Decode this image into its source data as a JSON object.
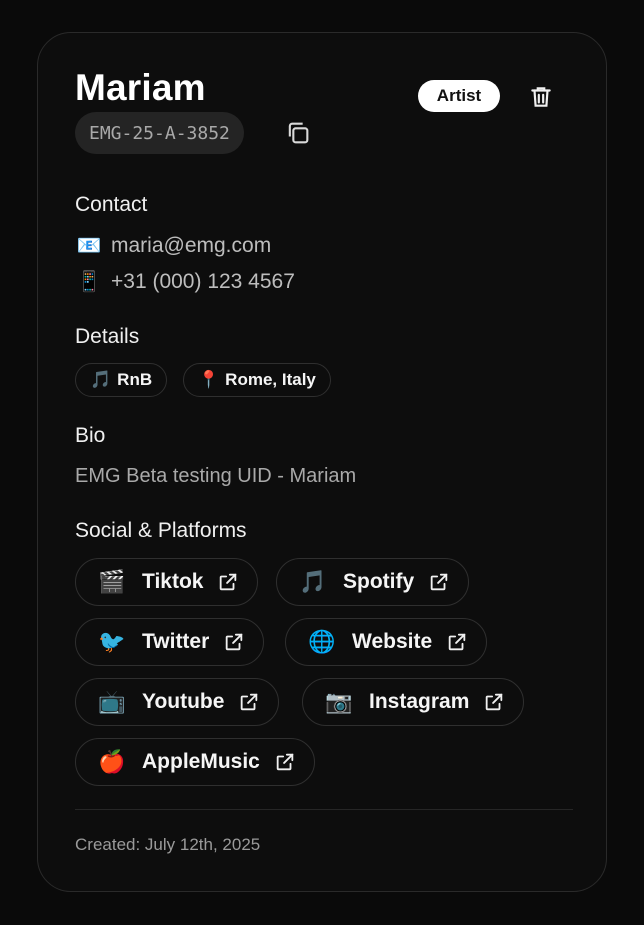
{
  "profile": {
    "name": "Mariam",
    "uid": "EMG-25-A-3852",
    "role": "Artist"
  },
  "contact": {
    "title": "Contact",
    "email_icon": "📧",
    "email": "maria@emg.com",
    "phone_icon": "📱",
    "phone": "+31 (000) 123 4567"
  },
  "details": {
    "title": "Details",
    "tags": [
      {
        "icon": "🎵",
        "label": "RnB"
      },
      {
        "icon": "📍",
        "label": "Rome, Italy"
      }
    ]
  },
  "bio": {
    "title": "Bio",
    "text": "EMG Beta testing UID - Mariam"
  },
  "social": {
    "title": "Social & Platforms",
    "platforms": [
      {
        "icon": "🎬",
        "label": "Tiktok"
      },
      {
        "icon": "🎵",
        "label": "Spotify"
      },
      {
        "icon": "🐦",
        "label": "Twitter"
      },
      {
        "icon": "🌐",
        "label": "Website"
      },
      {
        "icon": "📺",
        "label": "Youtube"
      },
      {
        "icon": "📷",
        "label": "Instagram"
      },
      {
        "icon": "🍎",
        "label": "AppleMusic"
      }
    ]
  },
  "footer": {
    "created": "Created: July 12th, 2025"
  },
  "colors": {
    "background": "#0a0a0a",
    "card": "#0d0d0d",
    "border": "#2a2a2a",
    "text": "#f2f2f2",
    "muted": "#a9a9a9",
    "badge_bg": "#ffffff"
  }
}
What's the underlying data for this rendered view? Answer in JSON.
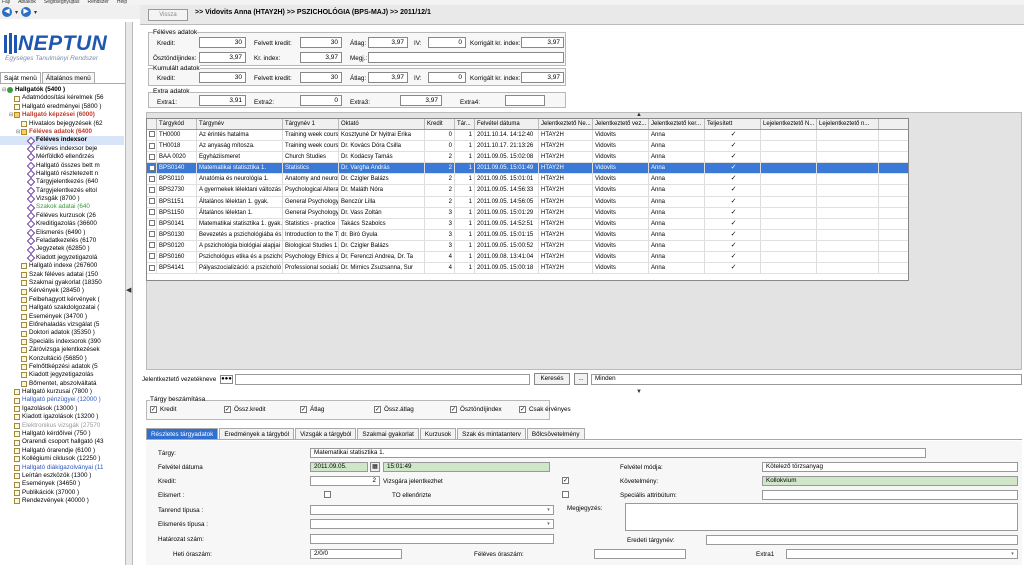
{
  "menubar": [
    "Fájl",
    "Ablakok",
    "Segítségnyújtás",
    "Rendszer",
    "Help"
  ],
  "header": {
    "back_label": "Vissza",
    "breadcrumb": ">> Vidovits Anna (HTAY2H) >> PSZICHOLÓGIA (BPS-MAJ) >> 2011/12/1"
  },
  "logo": {
    "text": "NEPTUN",
    "subtitle": "Egységes Tanulmányi Rendszer"
  },
  "side_tabs": [
    "Saját menü",
    "Általános menü"
  ],
  "tree": [
    {
      "label": "Hallgatók (5400 )",
      "indent": 0,
      "icon": "user-icon",
      "bold": true
    },
    {
      "label": "Adatmódosítási kérelmek (56",
      "indent": 1,
      "icon": "doc"
    },
    {
      "label": "Hallgató eredményei (5800 )",
      "indent": 1,
      "icon": "doc"
    },
    {
      "label": "Hallgató képzései (6000)",
      "indent": 1,
      "icon": "folder",
      "bold": true,
      "color": "#c0392b"
    },
    {
      "label": "Hivatalos bejegyzések (62",
      "indent": 2,
      "icon": "doc"
    },
    {
      "label": "Féléves adatok (6400",
      "indent": 2,
      "icon": "folder",
      "bold": true,
      "color": "#c0392b"
    },
    {
      "label": "Féléves indexsor",
      "indent": 3,
      "icon": "dia",
      "bold": true,
      "highlight": true
    },
    {
      "label": "Féléves indexsor beje",
      "indent": 3,
      "icon": "dia"
    },
    {
      "label": "Mérföldkő ellenőrzés",
      "indent": 3,
      "icon": "dia"
    },
    {
      "label": "Hallgató összes bett m",
      "indent": 3,
      "icon": "dia"
    },
    {
      "label": "Hallgató részletezett n",
      "indent": 3,
      "icon": "dia"
    },
    {
      "label": "Tárgyjelentkezés (640",
      "indent": 3,
      "icon": "dia"
    },
    {
      "label": "Tárgyjelentkezés eltol",
      "indent": 3,
      "icon": "dia"
    },
    {
      "label": "Vizsgák (8700 )",
      "indent": 3,
      "icon": "dia"
    },
    {
      "label": "Szakok adatai (640",
      "indent": 3,
      "icon": "dia",
      "color": "#3c9a3c"
    },
    {
      "label": "Féléves kurzusok (26",
      "indent": 3,
      "icon": "dia"
    },
    {
      "label": "Kreditigazolás (36600",
      "indent": 3,
      "icon": "dia"
    },
    {
      "label": "Elismerés (6490 )",
      "indent": 3,
      "icon": "dia"
    },
    {
      "label": "Feladatkezelés (6170",
      "indent": 3,
      "icon": "dia"
    },
    {
      "label": "Jegyzetek (62850 )",
      "indent": 3,
      "icon": "dia"
    },
    {
      "label": "Kiadott jegyzetigazolá",
      "indent": 3,
      "icon": "dia"
    },
    {
      "label": "Hallgató indexe (267600",
      "indent": 2,
      "icon": "doc"
    },
    {
      "label": "Szak féléves adatai (150",
      "indent": 2,
      "icon": "doc"
    },
    {
      "label": "Szakmai gyakorlat (18350",
      "indent": 2,
      "icon": "doc"
    },
    {
      "label": "Kérvények (28450 )",
      "indent": 2,
      "icon": "doc"
    },
    {
      "label": "Felbehagyott kérvények (",
      "indent": 2,
      "icon": "doc"
    },
    {
      "label": "Hallgató szakdolgozatai (",
      "indent": 2,
      "icon": "doc"
    },
    {
      "label": "Események (34700 )",
      "indent": 2,
      "icon": "doc"
    },
    {
      "label": "Előrehaladás vizsgálat (5",
      "indent": 2,
      "icon": "doc"
    },
    {
      "label": "Doktori adatok (35350 )",
      "indent": 2,
      "icon": "doc"
    },
    {
      "label": "Speciális indexsorok (390",
      "indent": 2,
      "icon": "doc"
    },
    {
      "label": "Záróvizsga jelentkezések",
      "indent": 2,
      "icon": "doc"
    },
    {
      "label": "Konzultáció (56850 )",
      "indent": 2,
      "icon": "doc"
    },
    {
      "label": "Felnőttképzési adatok (5",
      "indent": 2,
      "icon": "doc"
    },
    {
      "label": "Kiadott jegyzetigazolás",
      "indent": 2,
      "icon": "doc"
    },
    {
      "label": "Bőrnentet, abszolváltatá",
      "indent": 2,
      "icon": "doc"
    },
    {
      "label": "Hallgató kurzusai (7800 )",
      "indent": 1,
      "icon": "doc"
    },
    {
      "label": "Hallgató pénzügyei (12000 )",
      "indent": 1,
      "icon": "doc",
      "color": "#2b55c4"
    },
    {
      "label": "Igazolások (13000 )",
      "indent": 1,
      "icon": "doc"
    },
    {
      "label": "Kiadott igazolások (13200 )",
      "indent": 1,
      "icon": "doc"
    },
    {
      "label": "Elektronikus vizsgák (27570",
      "indent": 1,
      "icon": "doc",
      "color": "#999"
    },
    {
      "label": "Hallgató kérdőívei (750 )",
      "indent": 1,
      "icon": "doc"
    },
    {
      "label": "Órarendi csoport hallgató (43",
      "indent": 1,
      "icon": "doc"
    },
    {
      "label": "Hallgató órarendje (6100 )",
      "indent": 1,
      "icon": "doc"
    },
    {
      "label": "Kollégiumi ciklusok (12250 )",
      "indent": 1,
      "icon": "doc"
    },
    {
      "label": "Hallgató diákigazolványai (11",
      "indent": 1,
      "icon": "doc",
      "color": "#2b55c4"
    },
    {
      "label": "Leírtán eszközök (1300 )",
      "indent": 1,
      "icon": "doc"
    },
    {
      "label": "Események (34650 )",
      "indent": 1,
      "icon": "doc"
    },
    {
      "label": "Publikációk (37000 )",
      "indent": 1,
      "icon": "doc"
    },
    {
      "label": "Rendezvények (40000 )",
      "indent": 1,
      "icon": "doc"
    }
  ],
  "feleves": {
    "legend": "Féléves adatok",
    "kredit_label": "Kredit:",
    "kredit": "30",
    "felvett_kredit_label": "Felvett kredit:",
    "felvett_kredit": "30",
    "atlag_label": "Átlag:",
    "atlag": "3,97",
    "iv_label": "IV:",
    "iv": "0",
    "korrigalt_label": "Korrigált kr. index:",
    "korrigalt": "3,97",
    "osztondij_label": "Ösztöndíjindex:",
    "osztondij": "3,97",
    "kr_index_label": "Kr. index:",
    "kr_index": "3,97",
    "megj_label": "Megj.:",
    "megj": ""
  },
  "kumulalt": {
    "legend": "Kumulált adatok",
    "kredit_label": "Kredit:",
    "kredit": "30",
    "felvett_kredit_label": "Felvett kredit:",
    "felvett_kredit": "30",
    "atlag_label": "Átlag:",
    "atlag": "3,97",
    "iv_label": "IV:",
    "iv": "0",
    "korrigalt_label": "Korrigált kr. index:",
    "korrigalt": "3,97"
  },
  "extra": {
    "legend": "Extra adatok",
    "extra1_label": "Extra1:",
    "extra1": "3,91",
    "extra2_label": "Extra2:",
    "extra2": "0",
    "extra3_label": "Extra3:",
    "extra3": "3,97",
    "extra4_label": "Extra4:",
    "extra4": ""
  },
  "grid": {
    "headers": [
      "",
      "Tárgykód",
      "Tárgynév",
      "Tárgynév 1",
      "Oktató",
      "Kredit",
      "Tár...",
      "Felvétel dátuma",
      "Jelentkeztető Ne...",
      "Jelentkeztető vez...",
      "Jelentkeztető ker...",
      "Teljesített",
      "Lejelentkeztető N...",
      "Lejelentkeztető n..."
    ],
    "rows": [
      [
        "",
        "TH0000",
        "Az érintés hatalma",
        "Training week cours",
        "Kosztyuné Dr Nyitrai Erika",
        "0",
        "1",
        "2011.10.14. 14:12:40",
        "HTAY2H",
        "Vidovits",
        "Anna",
        "✓",
        "",
        ""
      ],
      [
        "",
        "TH0018",
        "Az anyaság mítosza.",
        "Training week cours",
        "Dr. Kovács Dóra Csilla",
        "0",
        "1",
        "2011.10.17. 21:13:26",
        "HTAY2H",
        "Vidovits",
        "Anna",
        "✓",
        "",
        ""
      ],
      [
        "",
        "BAA 0020",
        "Egyháziismeret",
        "Church Studies",
        "Dr. Kodácsy Tamás",
        "2",
        "1",
        "2011.09.05. 15:02:08",
        "HTAY2H",
        "Vidovits",
        "Anna",
        "✓",
        "",
        ""
      ],
      [
        "",
        "BPS0140",
        "Matematikai statisztika 1.",
        "Statistics",
        "Dr. Vargha András",
        "2",
        "1",
        "2011.09.05. 15:01:49",
        "HTAY2H",
        "Vidovits",
        "Anna",
        "✓",
        "",
        ""
      ],
      [
        "",
        "BPS0110",
        "Anatómia és neurológia 1.",
        "Anatomy and neurol",
        "Dr. Czigler Balázs",
        "2",
        "1",
        "2011.09.05. 15:01:01",
        "HTAY2H",
        "Vidovits",
        "Anna",
        "✓",
        "",
        ""
      ],
      [
        "",
        "BPS2730",
        "A gyermekek lélektani változás",
        "Psychological Altera",
        "Dr. Maláth Nóra",
        "2",
        "1",
        "2011.09.05. 14:56:33",
        "HTAY2H",
        "Vidovits",
        "Anna",
        "✓",
        "",
        ""
      ],
      [
        "",
        "BPS1151",
        "Általános lélektan 1. gyak.",
        "General Psychology",
        "Benczúr Lilla",
        "2",
        "1",
        "2011.09.05. 14:56:05",
        "HTAY2H",
        "Vidovits",
        "Anna",
        "✓",
        "",
        ""
      ],
      [
        "",
        "BPS1150",
        "Általános lélektan 1.",
        "General Psychology",
        "Dr. Vass Zoltán",
        "3",
        "1",
        "2011.09.05. 15:01:29",
        "HTAY2H",
        "Vidovits",
        "Anna",
        "✓",
        "",
        ""
      ],
      [
        "",
        "BPS0141",
        "Matematikai statisztika 1. gyak.",
        "Statistics - practice",
        "Takács Szabolcs",
        "3",
        "1",
        "2011.09.05. 14:52:51",
        "HTAY2H",
        "Vidovits",
        "Anna",
        "✓",
        "",
        ""
      ],
      [
        "",
        "BPS0130",
        "Bevezetés a pszichológiába és",
        "Introduction to the T",
        "dr. Biró Gyula",
        "3",
        "1",
        "2011.09.05. 15:01:15",
        "HTAY2H",
        "Vidovits",
        "Anna",
        "✓",
        "",
        ""
      ],
      [
        "",
        "BPS0120",
        "A pszichológia biológiai alapjai",
        "Biological Studies 1.",
        "Dr. Czigler Balázs",
        "3",
        "1",
        "2011.09.05. 15:00:52",
        "HTAY2H",
        "Vidovits",
        "Anna",
        "✓",
        "",
        ""
      ],
      [
        "",
        "BPS0160",
        "Pszichológus etika és a pszicho",
        "Psychology Ethics a",
        "Dr. Ferenczi Andrea, Dr. Ta",
        "4",
        "1",
        "2011.09.08. 13:41:04",
        "HTAY2H",
        "Vidovits",
        "Anna",
        "✓",
        "",
        ""
      ],
      [
        "",
        "BPS4141",
        "Pályaszocializáció: a pszicholó",
        "Professional socializ",
        "Dr. Mirnics Zsuzsanna, Sur",
        "4",
        "1",
        "2011.09.05. 15:00:18",
        "HTAY2H",
        "Vidovits",
        "Anna",
        "✓",
        "",
        ""
      ]
    ],
    "selected_row": 3
  },
  "filter": {
    "label": "Jelentkeztető vezetékneve",
    "value": "",
    "search_button": "Keresés",
    "dots_button": "...",
    "result_label": "Minden"
  },
  "beszamitas": {
    "legend": "Tárgy beszámítása",
    "items": [
      {
        "label": "Kredit",
        "checked": true
      },
      {
        "label": "Össz.kredit",
        "checked": true
      },
      {
        "label": "Átlag",
        "checked": true
      },
      {
        "label": "Össz.átlag",
        "checked": true
      },
      {
        "label": "Ösztöndíjindex",
        "checked": true
      }
    ],
    "csak_ervenyes_label": "Csak érvényes",
    "csak_ervenyes": true
  },
  "tabs": [
    "Részletes tárgyadatok",
    "Eredmények a tárgyból",
    "Vizsgák a tárgyból",
    "Szakmai gyakorlat",
    "Kurzusok",
    "Szak és mintatanterv",
    "Bőlcsövetelmény"
  ],
  "details": {
    "targy_label": "Tárgy:",
    "targy": "Matematikai statisztika 1.",
    "felvetel_datuma_label": "Felvétel dátuma",
    "felvetel_datum": "2011.09.05.",
    "felvetel_ido": "15:01:49",
    "kredit_label": "Kredit:",
    "kredit": "2",
    "vizsgara_label": "Vizsgára jelentkezhet",
    "vizsgara": true,
    "elismert_label": "Elismert :",
    "to_ellenorizte_label": "TO ellenőrizte",
    "tanrend_label": "Tanrend típusa :",
    "tanrend": "",
    "elismeres_label": "Elismerés típusa :",
    "elismeres": "",
    "hatarozat_label": "Határozat szám:",
    "hatarozat": "",
    "heti_oraszam_label": "Heti óraszám:",
    "heti_oraszam": "2/0/0",
    "feleves_oraszam_label": "Féléves óraszám:",
    "feleves_oraszam": "",
    "extra1_label": "Extra1",
    "extra1": "",
    "felvetel_modja_label": "Felvétel módja:",
    "felvetel_modja": "Kötelező törzsanyag",
    "kovetelmeny_label": "Követelmény:",
    "kovetelmeny": "Kollokvium",
    "specialis_label": "Speciális attribútum:",
    "specialis": "",
    "megjegyzes_label": "Megjegyzés:",
    "megjegyzes": "",
    "eredeti_targynev_label": "Eredeti tárgynév:",
    "eredeti_targynev": ""
  }
}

________

What you have to do -> Look through the entries above; copy every line holding the string "Studies".

Written response ->
        "Church Studies",
        "Biological Studies 1.",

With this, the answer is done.